▶ [GIVEN TASK 1] Copy the passage from the fluid pump patent text word for word, starting at "- an expandable" and ending at "said injection means.".

------ SUPPLIED TEXT

While the fluid pump of the invention has been described with reference to only one particular embodiment, it will be understood that various modifications could be made in the construction thereof without departing from the spirit and scope of the invention. Thus, by way of example and not of limitation, one skilled in the art might readily transpose the two fluids within the pump, that is, pass the pumping fluid through the center of the flexible tubular membrane 18 and the passive fluid between the flexible membrane 18 and the internal surface 28 of the casing 12. Additionally, the casing 12 may be constructed to be conical in shape having the inlet port for the passive fluid at the larger end of the cone, while the outlet port would be positioned at the tip, or smaller end of the cone. Essentially, the casing 12 may be of any shape which allows the flexible membrane 18 to block the escape of the pumping fluid through the exhaust pipe 26 when the membrane 18 is fully distended.

It is also noted that the pump 10 or pair of pumps, together with a coolant fluid reservoir and oxygen supply, may be included in a compact pack that can be carried on the back of the space suit; similarly, these components may be included as a unit in a space vehicle as part of the life-support system. Accordingly, it is to be expressly understood that the foregoing description shall be interpreted only as illustrative of the invention and that various changes may be made without departing from the spirit of the invention as defined in the appended claims.

I claim:

1. A fluid pump comprising:

a cylinder having a first internal diameter and a second internal diameter meeting at an annular step near a first end of said cylinder;

means having an inlet port therein for closing a second end of said cylinder;

means having an outlet port therein for closing said first end of said cylinder;

first injection means for injecting a fluid to be pumped into said inlet port;

- an expandable tubular membrane positioned within said cylinder and connected between said inlet and said outlet ports, said tubular membrane and said annular step creating a fluid seal when said membrane is inflated to its maximum dimension with the fluid to be pumped;

second injection means for injecting a pumping fluid into the void between said tubular membrane and the internal surface of said cylinder to expel the fluid to be pumped, said injection means being located near said second end of said cylinder; and

exhaust means for venting said pumping fluid from the void when said fluid seal is broken, said exhaust means being located at the opposite end of said cylinder from said injection means.

2. A fluid pump as defined in claim 1 wherein said means for closing said first and second ends of said cylinder include fluid check valves.

3. A fluid pump as defined in claim 1 wherein said second injection means is connected to said cylinder near said second end and said exhaust means is connected to said cylinder near said first end.

------------
------ EXCERPTED DATA

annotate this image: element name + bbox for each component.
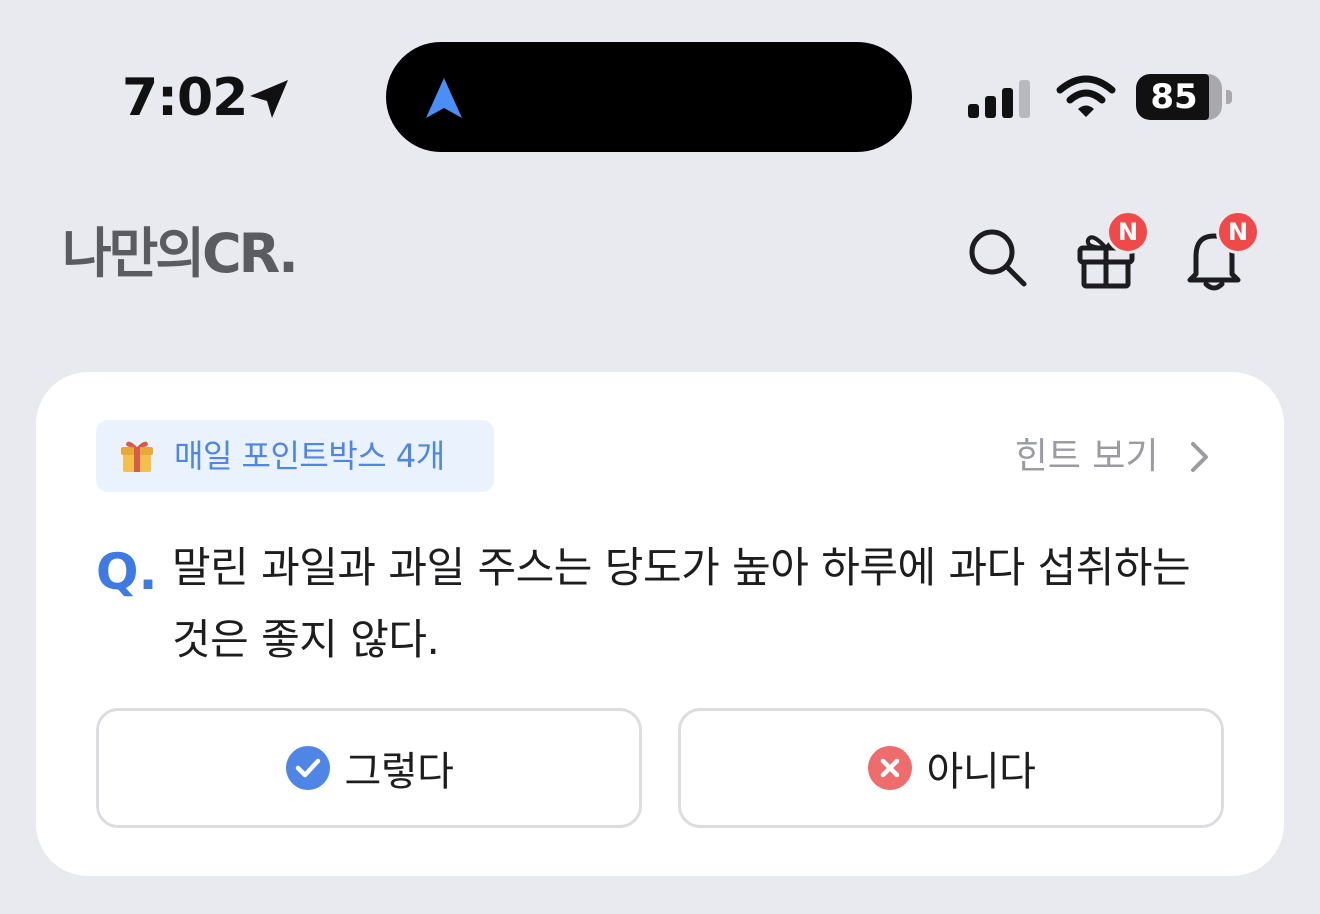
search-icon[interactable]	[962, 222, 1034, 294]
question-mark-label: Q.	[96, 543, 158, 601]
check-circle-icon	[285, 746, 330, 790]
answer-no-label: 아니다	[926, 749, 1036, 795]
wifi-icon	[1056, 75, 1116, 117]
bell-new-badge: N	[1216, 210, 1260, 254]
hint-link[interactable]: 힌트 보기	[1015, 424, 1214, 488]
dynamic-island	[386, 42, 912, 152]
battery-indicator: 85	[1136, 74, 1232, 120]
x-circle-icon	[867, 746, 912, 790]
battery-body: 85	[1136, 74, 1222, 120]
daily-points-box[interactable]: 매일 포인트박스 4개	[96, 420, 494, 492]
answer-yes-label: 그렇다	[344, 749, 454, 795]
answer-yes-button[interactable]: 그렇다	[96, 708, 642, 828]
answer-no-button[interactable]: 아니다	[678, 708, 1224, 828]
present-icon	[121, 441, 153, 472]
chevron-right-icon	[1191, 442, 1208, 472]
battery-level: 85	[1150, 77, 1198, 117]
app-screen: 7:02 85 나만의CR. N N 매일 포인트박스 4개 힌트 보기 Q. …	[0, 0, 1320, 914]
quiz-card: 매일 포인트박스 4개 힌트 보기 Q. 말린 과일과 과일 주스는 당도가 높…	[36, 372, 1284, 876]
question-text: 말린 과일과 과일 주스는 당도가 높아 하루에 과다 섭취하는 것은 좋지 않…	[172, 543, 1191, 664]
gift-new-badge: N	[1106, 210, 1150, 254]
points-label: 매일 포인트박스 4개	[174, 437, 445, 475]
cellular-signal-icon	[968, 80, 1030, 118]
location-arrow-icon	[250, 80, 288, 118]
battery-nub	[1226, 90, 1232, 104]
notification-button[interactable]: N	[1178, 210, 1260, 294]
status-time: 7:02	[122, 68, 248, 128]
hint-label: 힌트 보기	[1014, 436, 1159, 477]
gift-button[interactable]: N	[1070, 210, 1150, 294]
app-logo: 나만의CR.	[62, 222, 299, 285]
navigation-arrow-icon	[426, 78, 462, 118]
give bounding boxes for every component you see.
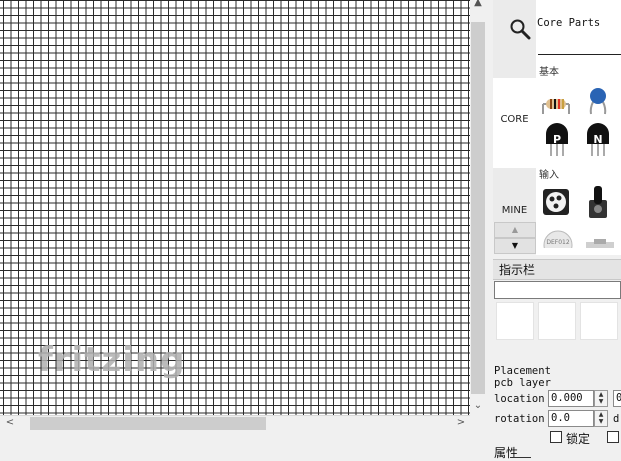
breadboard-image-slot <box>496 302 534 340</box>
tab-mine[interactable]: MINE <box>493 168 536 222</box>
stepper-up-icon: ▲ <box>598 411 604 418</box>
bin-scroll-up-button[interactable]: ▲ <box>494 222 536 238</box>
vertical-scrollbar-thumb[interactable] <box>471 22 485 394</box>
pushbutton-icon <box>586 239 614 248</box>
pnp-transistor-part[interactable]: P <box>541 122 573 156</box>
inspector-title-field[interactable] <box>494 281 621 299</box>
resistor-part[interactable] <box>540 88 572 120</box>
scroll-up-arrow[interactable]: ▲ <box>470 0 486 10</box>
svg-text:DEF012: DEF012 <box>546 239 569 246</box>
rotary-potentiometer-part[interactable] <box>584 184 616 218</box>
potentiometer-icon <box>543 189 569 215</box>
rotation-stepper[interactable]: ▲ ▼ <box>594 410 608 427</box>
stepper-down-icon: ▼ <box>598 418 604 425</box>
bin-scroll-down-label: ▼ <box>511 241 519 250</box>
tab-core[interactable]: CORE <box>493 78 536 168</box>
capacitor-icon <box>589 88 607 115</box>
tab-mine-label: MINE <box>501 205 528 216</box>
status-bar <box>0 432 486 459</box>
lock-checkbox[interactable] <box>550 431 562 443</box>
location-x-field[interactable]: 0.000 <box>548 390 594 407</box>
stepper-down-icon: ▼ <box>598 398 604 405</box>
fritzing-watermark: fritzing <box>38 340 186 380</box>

------------

▶ [GIVEN TASK 2] Quote the lines of the records above, starting at the line that contains "222, 1034, 294]" and ending at the line that contains "give bounding boxes", including both of those lines.

▶ [CORRECT RESULT 1]
- an expandable tubular membrane positioned within said cylinder and connected between said inlet and said outlet ports, said tubular membrane and said annular step creating a fluid seal when said membrane is inflated to its maximum dimension with the fluid to be pumped;

second injection means for injecting a pumping fluid into the void between said tubular membrane and the internal surface of said cylinder to expel the fluid to be pumped, said injection means being located near said second end of said cylinder; and

exhaust means for venting said pumping fluid from the void when said fluid seal is broken, said exhaust means being located at the opposite end of said cylinder from said injection means.

▶ [CORRECT RESULT 2]
search-icon[interactable]	[962, 222, 1034, 294]
question-mark-label: Q.	[96, 543, 158, 601]
check-circle-icon	[285, 746, 330, 790]
answer-no-label: 아니다	[926, 749, 1036, 795]
wifi-icon	[1056, 75, 1116, 117]
bell-new-badge: N	[1216, 210, 1260, 254]
hint-link[interactable]: 힌트 보기	[1015, 424, 1214, 488]
dynamic-island	[386, 42, 912, 152]
battery-indicator: 85	[1136, 74, 1232, 120]
x-circle-icon	[867, 746, 912, 790]
battery-body: 85	[1136, 74, 1222, 120]
daily-points-box[interactable]: 매일 포인트박스 4개	[96, 420, 494, 492]
answer-yes-label: 그렇다	[344, 749, 454, 795]
answer-yes-button[interactable]: 그렇다	[96, 708, 642, 828]
answer-no-button[interactable]: 아니다	[678, 708, 1224, 828]
present-icon	[121, 441, 153, 472]
chevron-right-icon	[1191, 442, 1208, 472]
battery-level: 85	[1150, 77, 1198, 117]
app-screen: 7:02 85 나만의CR. N N 매일 포인트박스 4개 힌트 보기 Q. …	[0, 0, 1320, 914]
quiz-card: 매일 포인트박스 4개 힌트 보기 Q. 말린 과일과 과일 주스는 당도가 높…	[36, 372, 1284, 876]
question-text: 말린 과일과 과일 주스는 당도가 높아 하루에 과다 섭취하는 것은 좋지 않…	[172, 543, 1191, 664]
gift-new-badge: N	[1106, 210, 1150, 254]
points-label: 매일 포인트박스 4개	[174, 437, 445, 475]
cellular-signal-icon	[968, 80, 1030, 118]
location-arrow-icon	[250, 80, 288, 118]
battery-nub	[1226, 90, 1232, 104]
notification-button[interactable]: N	[1178, 210, 1260, 294]
status-time: 7:02	[122, 68, 248, 128]
hint-label: 힌트 보기	[1014, 436, 1159, 477]
gift-button[interactable]: N	[1070, 210, 1150, 294]
app-logo: 나만의CR.	[62, 222, 299, 285]
navigation-arrow-icon	[426, 78, 462, 118]
give bounding boxes for every component you see.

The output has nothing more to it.